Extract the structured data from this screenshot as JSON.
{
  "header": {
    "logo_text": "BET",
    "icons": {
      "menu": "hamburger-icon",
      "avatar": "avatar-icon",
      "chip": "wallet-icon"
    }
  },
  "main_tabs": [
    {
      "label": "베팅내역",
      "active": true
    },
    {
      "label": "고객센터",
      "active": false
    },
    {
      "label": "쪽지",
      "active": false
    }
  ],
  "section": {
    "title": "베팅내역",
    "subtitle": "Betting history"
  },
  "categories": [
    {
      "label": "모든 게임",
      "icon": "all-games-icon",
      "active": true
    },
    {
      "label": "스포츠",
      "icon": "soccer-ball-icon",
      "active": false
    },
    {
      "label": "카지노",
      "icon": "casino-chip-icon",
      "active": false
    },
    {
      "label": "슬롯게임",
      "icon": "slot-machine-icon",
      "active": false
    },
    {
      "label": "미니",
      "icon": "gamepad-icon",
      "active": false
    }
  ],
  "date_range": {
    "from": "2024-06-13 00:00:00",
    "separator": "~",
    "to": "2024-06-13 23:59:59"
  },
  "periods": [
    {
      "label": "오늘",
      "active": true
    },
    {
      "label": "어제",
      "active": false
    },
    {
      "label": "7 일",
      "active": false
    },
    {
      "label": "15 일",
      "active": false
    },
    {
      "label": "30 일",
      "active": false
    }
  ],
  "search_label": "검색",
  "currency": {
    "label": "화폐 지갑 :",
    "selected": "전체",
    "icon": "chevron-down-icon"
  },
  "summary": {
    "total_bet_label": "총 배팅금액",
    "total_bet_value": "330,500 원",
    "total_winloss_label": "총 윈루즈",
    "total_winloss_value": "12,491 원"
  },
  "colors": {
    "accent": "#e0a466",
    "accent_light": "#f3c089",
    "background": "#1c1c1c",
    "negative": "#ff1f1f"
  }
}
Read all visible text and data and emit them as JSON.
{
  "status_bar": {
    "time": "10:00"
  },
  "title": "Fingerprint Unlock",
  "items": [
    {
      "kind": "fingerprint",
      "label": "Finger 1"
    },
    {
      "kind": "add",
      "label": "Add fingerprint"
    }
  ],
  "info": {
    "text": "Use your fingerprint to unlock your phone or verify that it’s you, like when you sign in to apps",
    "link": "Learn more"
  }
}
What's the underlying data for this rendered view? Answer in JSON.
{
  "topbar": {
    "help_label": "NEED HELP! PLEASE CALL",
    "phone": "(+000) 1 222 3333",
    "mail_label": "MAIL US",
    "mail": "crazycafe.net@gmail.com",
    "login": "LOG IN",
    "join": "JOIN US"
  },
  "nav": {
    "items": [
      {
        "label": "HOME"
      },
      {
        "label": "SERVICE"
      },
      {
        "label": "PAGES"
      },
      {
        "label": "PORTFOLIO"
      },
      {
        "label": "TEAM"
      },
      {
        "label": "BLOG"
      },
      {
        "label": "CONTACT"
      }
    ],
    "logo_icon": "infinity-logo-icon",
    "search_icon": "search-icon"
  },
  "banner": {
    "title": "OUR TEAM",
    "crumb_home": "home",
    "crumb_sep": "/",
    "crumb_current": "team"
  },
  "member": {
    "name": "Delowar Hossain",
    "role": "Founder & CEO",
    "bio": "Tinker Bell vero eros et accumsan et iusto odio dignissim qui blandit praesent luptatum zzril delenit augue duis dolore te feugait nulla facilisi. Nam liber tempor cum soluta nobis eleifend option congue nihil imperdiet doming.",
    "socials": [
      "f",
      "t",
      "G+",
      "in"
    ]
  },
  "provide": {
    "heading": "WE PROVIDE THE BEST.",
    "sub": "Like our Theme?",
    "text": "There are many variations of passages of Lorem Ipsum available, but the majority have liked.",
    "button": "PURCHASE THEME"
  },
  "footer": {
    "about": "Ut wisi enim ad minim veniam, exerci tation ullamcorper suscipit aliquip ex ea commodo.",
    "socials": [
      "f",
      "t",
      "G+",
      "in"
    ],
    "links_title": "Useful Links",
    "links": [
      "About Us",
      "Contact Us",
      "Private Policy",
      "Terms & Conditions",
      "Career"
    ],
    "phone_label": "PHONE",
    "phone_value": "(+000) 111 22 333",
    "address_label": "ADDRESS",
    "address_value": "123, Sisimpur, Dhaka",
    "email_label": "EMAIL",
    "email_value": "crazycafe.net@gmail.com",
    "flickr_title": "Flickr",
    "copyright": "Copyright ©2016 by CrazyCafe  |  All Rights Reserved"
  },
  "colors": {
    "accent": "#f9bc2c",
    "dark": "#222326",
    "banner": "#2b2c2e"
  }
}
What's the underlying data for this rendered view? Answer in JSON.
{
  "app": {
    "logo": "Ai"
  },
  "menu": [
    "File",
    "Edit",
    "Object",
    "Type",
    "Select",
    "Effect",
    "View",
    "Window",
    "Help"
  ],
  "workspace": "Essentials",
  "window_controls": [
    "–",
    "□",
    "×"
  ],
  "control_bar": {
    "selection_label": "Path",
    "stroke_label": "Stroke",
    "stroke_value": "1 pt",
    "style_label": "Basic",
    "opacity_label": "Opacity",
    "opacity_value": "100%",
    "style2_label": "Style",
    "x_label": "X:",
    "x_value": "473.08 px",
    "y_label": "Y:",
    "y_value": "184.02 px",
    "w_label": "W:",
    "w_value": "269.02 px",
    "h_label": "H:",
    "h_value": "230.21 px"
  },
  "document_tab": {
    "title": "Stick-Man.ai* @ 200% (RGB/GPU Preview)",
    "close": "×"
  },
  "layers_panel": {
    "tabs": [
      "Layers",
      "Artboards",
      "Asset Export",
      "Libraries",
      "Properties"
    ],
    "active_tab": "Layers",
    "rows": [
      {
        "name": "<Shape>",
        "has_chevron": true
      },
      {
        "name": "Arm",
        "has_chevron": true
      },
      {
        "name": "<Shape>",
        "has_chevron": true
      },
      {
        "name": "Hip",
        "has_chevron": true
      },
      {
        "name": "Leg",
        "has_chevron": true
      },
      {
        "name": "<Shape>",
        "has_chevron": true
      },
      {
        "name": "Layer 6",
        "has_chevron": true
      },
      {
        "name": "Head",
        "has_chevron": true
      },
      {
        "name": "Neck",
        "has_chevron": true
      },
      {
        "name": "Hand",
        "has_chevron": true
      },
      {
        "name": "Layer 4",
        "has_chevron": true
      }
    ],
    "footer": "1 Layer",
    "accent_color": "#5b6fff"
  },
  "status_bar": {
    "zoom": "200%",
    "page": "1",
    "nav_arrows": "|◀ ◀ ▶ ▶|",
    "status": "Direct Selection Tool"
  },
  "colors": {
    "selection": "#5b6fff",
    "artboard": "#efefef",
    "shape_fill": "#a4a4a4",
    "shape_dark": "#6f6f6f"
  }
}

----------------

GIVEN EXERCISE
Each line above is to be repeated exactly.

FULL RESPONSE
Extract the structured data from this screenshot as JSON.
{
  "header": {
    "logo_text": "BET",
    "icons": {
      "menu": "hamburger-icon",
      "avatar": "avatar-icon",
      "chip": "wallet-icon"
    }
  },
  "main_tabs": [
    {
      "label": "베팅내역",
      "active": true
    },
    {
      "label": "고객센터",
      "active": false
    },
    {
      "label": "쪽지",
      "active": false
    }
  ],
  "section": {
    "title": "베팅내역",
    "subtitle": "Betting history"
  },
  "categories": [
    {
      "label": "모든 게임",
      "icon": "all-games-icon",
      "active": true
    },
    {
      "label": "스포츠",
      "icon": "soccer-ball-icon",
      "active": false
    },
    {
      "label": "카지노",
      "icon": "casino-chip-icon",
      "active": false
    },
    {
      "label": "슬롯게임",
      "icon": "slot-machine-icon",
      "active": false
    },
    {
      "label": "미니",
      "icon": "gamepad-icon",
      "active": false
    }
  ],
  "date_range": {
    "from": "2024-06-13 00:00:00",
    "separator": "~",
    "to": "2024-06-13 23:59:59"
  },
  "periods": [
    {
      "label": "오늘",
      "active": true
    },
    {
      "label": "어제",
      "active": false
    },
    {
      "label": "7 일",
      "active": false
    },
    {
      "label": "15 일",
      "active": false
    },
    {
      "label": "30 일",
      "active": false
    }
  ],
  "search_label": "검색",
  "currency": {
    "label": "화폐 지갑 :",
    "selected": "전체",
    "icon": "chevron-down-icon"
  },
  "summary": {
    "total_bet_label": "총 배팅금액",
    "total_bet_value": "330,500 원",
    "total_winloss_label": "총 윈루즈",
    "total_winloss_value": "12,491 원"
  },
  "colors": {
    "accent": "#e0a466",
    "accent_light": "#f3c089",
    "background": "#1c1c1c",
    "negative": "#ff1f1f"
  }
}
Read all visible text and data and emit them as JSON.
{
  "status_bar": {
    "time": "10:00"
  },
  "title": "Fingerprint Unlock",
  "items": [
    {
      "kind": "fingerprint",
      "label": "Finger 1"
    },
    {
      "kind": "add",
      "label": "Add fingerprint"
    }
  ],
  "info": {
    "text": "Use your fingerprint to unlock your phone or verify that it’s you, like when you sign in to apps",
    "link": "Learn more"
  }
}
What's the underlying data for this rendered view? Answer in JSON.
{
  "topbar": {
    "help_label": "NEED HELP! PLEASE CALL",
    "phone": "(+000) 1 222 3333",
    "mail_label": "MAIL US",
    "mail": "crazycafe.net@gmail.com",
    "login": "LOG IN",
    "join": "JOIN US"
  },
  "nav": {
    "items": [
      {
        "label": "HOME"
      },
      {
        "label": "SERVICE"
      },
      {
        "label": "PAGES"
      },
      {
        "label": "PORTFOLIO"
      },
      {
        "label": "TEAM"
      },
      {
        "label": "BLOG"
      },
      {
        "label": "CONTACT"
      }
    ],
    "logo_icon": "infinity-logo-icon",
    "search_icon": "search-icon"
  },
  "banner": {
    "title": "OUR TEAM",
    "crumb_home": "home",
    "crumb_sep": "/",
    "crumb_current": "team"
  },
  "member": {
    "name": "Delowar Hossain",
    "role": "Founder & CEO",
    "bio": "Tinker Bell vero eros et accumsan et iusto odio dignissim qui blandit praesent luptatum zzril delenit augue duis dolore te feugait nulla facilisi. Nam liber tempor cum soluta nobis eleifend option congue nihil imperdiet doming.",
    "socials": [
      "f",
      "t",
      "G+",
      "in"
    ]
  },
  "provide": {
    "heading": "WE PROVIDE THE BEST.",
    "sub": "Like our Theme?",
    "text": "There are many variations of passages of Lorem Ipsum available, but the majority have liked.",
    "button": "PURCHASE THEME"
  },
  "footer": {
    "about": "Ut wisi enim ad minim veniam, exerci tation ullamcorper suscipit aliquip ex ea commodo.",
    "socials": [
      "f",
      "t",
      "G+",
      "in"
    ],
    "links_title": "Useful Links",
    "links": [
      "About Us",
      "Contact Us",
      "Private Policy",
      "Terms & Conditions",
      "Career"
    ],
    "phone_label": "PHONE",
    "phone_value": "(+000) 111 22 333",
    "address_label": "ADDRESS",
    "address_value": "123, Sisimpur, Dhaka",
    "email_label": "EMAIL",
    "email_value": "crazycafe.net@gmail.com",
    "flickr_title": "Flickr",
    "copyright": "Copyright ©2016 by CrazyCafe  |  All Rights Reserved"
  },
  "colors": {
    "accent": "#f9bc2c",
    "dark": "#222326",
    "banner": "#2b2c2e"
  }
}
What's the underlying data for this rendered view? Answer in JSON.
{
  "app": {
    "logo": "Ai"
  },
  "menu": [
    "File",
    "Edit",
    "Object",
    "Type",
    "Select",
    "Effect",
    "View",
    "Window",
    "Help"
  ],
  "workspace": "Essentials",
  "window_controls": [
    "–",
    "□",
    "×"
  ],
  "control_bar": {
    "selection_label": "Path",
    "stroke_label": "Stroke",
    "stroke_value": "1 pt",
    "style_label": "Basic",
    "opacity_label": "Opacity",
    "opacity_value": "100%",
    "style2_label": "Style",
    "x_label": "X:",
    "x_value": "473.08 px",
    "y_label": "Y:",
    "y_value": "184.02 px",
    "w_label": "W:",
    "w_value": "269.02 px",
    "h_label": "H:",
    "h_value": "230.21 px"
  },
  "document_tab": {
    "title": "Stick-Man.ai* @ 200% (RGB/GPU Preview)",
    "close": "×"
  },
  "layers_panel": {
    "tabs": [
      "Layers",
      "Artboards",
      "Asset Export",
      "Libraries",
      "Properties"
    ],
    "active_tab": "Layers",
    "rows": [
      {
        "name": "<Shape>",
        "has_chevron": true
      },
      {
        "name": "Arm",
        "has_chevron": true
      },
      {
        "name": "<Shape>",
        "has_chevron": true
      },
      {
        "name": "Hip",
        "has_chevron": true
      },
      {
        "name": "Leg",
        "has_chevron": true
      },
      {
        "name": "<Shape>",
        "has_chevron": true
      },
      {
        "name": "Layer 6",
        "has_chevron": true
      },
      {
        "name": "Head",
        "has_chevron": true
      },
      {
        "name": "Neck",
        "has_chevron": true
      },
      {
        "name": "Hand",
        "has_chevron": true
      },
      {
        "name": "Layer 4",
        "has_chevron": true
      }
    ],
    "footer": "1 Layer",
    "accent_color": "#5b6fff"
  },
  "status_bar": {
    "zoom": "200%",
    "page": "1",
    "nav_arrows": "|◀ ◀ ▶ ▶|",
    "status": "Direct Selection Tool"
  },
  "colors": {
    "selection": "#5b6fff",
    "artboard": "#efefef",
    "shape_fill": "#a4a4a4",
    "shape_dark": "#6f6f6f"
  }
}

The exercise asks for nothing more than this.